TASK BRIEF: Work through the data and report how many lines include the string "nouveaux", giving the number alone.

-=-=-=-=-

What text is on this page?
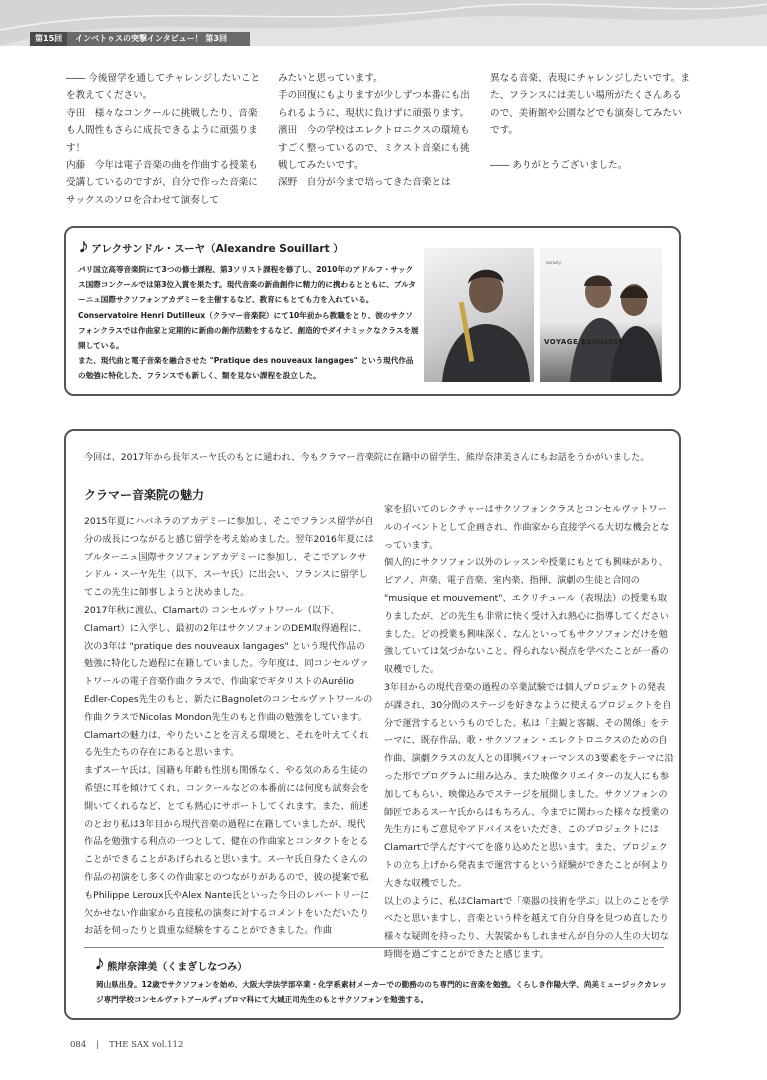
第15回	インベトゥスの突撃インタビュー！ 第3回

―― 今後留学を通してチャレンジしたいことを教えてください。

寺田　様々なコンクールに挑戦したり、音楽も人間性もさらに成長できるように頑張ります！

内藤　今年は電子音楽の曲を作曲する授業も受講しているのですが、自分で作った音楽にサックスのソロを合わせて演奏して

みたいと思っています。

手の回復にもよりますが少しずつ本番にも出られるように、現状に負けずに頑張ります。

濱田　今の学校はエレクトロニクスの環境もすごく整っているので、ミクスト音楽にも挑戦してみたいです。

深野　自分が今まで培ってきた音楽とは

異なる音楽、表現にチャレンジしたいです。また、フランスには美しい場所がたくさんあるので、美術館や公園などでも演奏してみたいです。

―― ありがとうございました。

𝅘𝅥𝅮 アレクサンドル・スーヤ（Alexandre Souillart ）

パリ国立高等音楽院にて3つの修士課程、第3ソリスト課程を修了し、2010年のアドルフ・サックス国際コンクールでは第3位入賞を果たす。現代音楽の新曲創作に精力的に携わるとともに、ブルターニュ国際サクソフォンアカデミーを主催するなど、教育にもとても力を入れている。

Conservatoire Henri Dutilleux（クラマー音楽院）にて10年前から教職をとり、彼のサクソフォンクラスでは作曲家と定期的に新曲の創作活動をするなど、創造的でダイナミックなクラスを展開している。

また、現代曲と電子音楽を融合させた "Pratique des nouveaux langages" という現代作品の勉強に特化した、フランスでも新しく、類を見ない課程を設立した。

parasty
VOYAGE ESQUISSE
今回は、2017年から長年スーヤ氏のもとに通われ、今もクラマー音楽院に在籍中の留学生、熊岸奈津美さんにもお話をうかがいました。
クラマー音楽院の魅力

2015年夏にハバネラのアカデミーに参加し、そこでフランス留学が自分の成長につながると感じ留学を考え始めました。翌年2016年夏にはブルターニュ国際サクソフォンアカデミーに参加し、そこでアレクサンドル・スーヤ先生（以下、スーヤ氏）に出会い、フランスに留学してこの先生に師事しようと決めました。

2017年秋に渡仏、Clamartの コンセルヴァトワール（以下、Clamart）に入学し、最初の2年はサクソフォンのDEM取得過程に、次の3年は "pratique des nouveaux langages" という現代作品の勉強に特化した過程に在籍していました。今年度は、同コンセルヴァトワールの電子音楽作曲クラスで、作曲家でギタリストのAurélio Edler-Copes先生のもと、新たにBagnoletのコンセルヴァトワールの作曲クラスでNicolas Mondon先生のもと作曲の勉強をしています。

Clamartの魅力は、やりたいことを言える環境と、それを叶えてくれる先生たちの存在にあると思います。

まずスーヤ氏は、国籍も年齢も性別も関係なく、やる気のある生徒の希望に耳を傾けてくれ、コンクールなどの本番前には何度も試奏会を開いてくれるなど、とても熱心にサポートしてくれます。また、前述のとおり私は3年目から現代音楽の過程に在籍していましたが、現代作品を勉強する利点の一つとして、健在の作曲家とコンタクトをとることができることがあげられると思います。スーヤ氏自身たくさんの作品の初演をし多くの作曲家とのつながりがあるので、彼の提案で私もPhilippe Leroux氏やAlex Nante氏といった今日のレパートリーに欠かせない作曲家から直接私の演奏に対するコメントをいただいたりお話を伺ったりと貴重な経験をすることができました。作曲

家を招いてのレクチャーはサクソフォンクラスとコンセルヴァトワールのイベントとして企画され、作曲家から直接学べる大切な機会となっています。

個人的にサクソフォン以外のレッスンや授業にもとても興味があり、ピアノ、声楽、電子音楽、室内楽、指揮、演劇の生徒と合同の "musique et mouvement"、エクリチュール（表現法）の授業も取りましたが、どの先生も非常に快く受け入れ熱心に指導してくださいました。どの授業も興味深く、なんといってもサクソフォンだけを勉強していては気づかないこと、得られない視点を学べたことが一番の収穫でした。

3年目からの現代音楽の過程の卒業試験では個人プロジェクトの発表が課され、30分間のステージを好きなように使えるプロジェクトを自分で運営するというものでした。私は「主観と客観、その関係」をテーマに、既存作品、歌・サクソフォン・エレクトロニクスのための自作曲、演劇クラスの友人との即興パフォーマンスの3要素をテーマに沿った形でプログラムに組み込み、また映像クリエイターの友人にも参加してもらい、映像込みでステージを展開しました。サクソフォンの師匠であるスーヤ氏からはもちろん、今までに関わった様々な授業の先生方にもご意見やアドバイスをいただき、このプロジェクトにはClamartで学んだすべてを盛り込めたと思います。また、プロジェクトの立ち上げから発表まで運営するという経験ができたことが何より大きな収穫でした。

以上のように、私はClamartで「楽器の技術を学ぶ」以上のことを学べたと思いますし、音楽という枠を越えて自分自身を見つめ直したり様々な疑問を持ったり、大袈裟かもしれませんが自分の人生の大切な時間を過ごすことができたと感じます。

𝅘𝅥𝅮 熊岸奈津美（くまぎしなつみ）
岡山県出身。12歳でサクソフォンを始め、大阪大学法学部卒業・化学系素材メーカーでの勤務ののち専門的に音楽を勉強。くらしき作陽大学、尚美ミュージックカレッジ専門学校コンセルヴァトアールディプロマ科にて大城正司先生のもとサクソフォンを勉強する。
084 | THE SAX vol.112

-=-=-=-=-

RESULT FOR THIS TASK: 2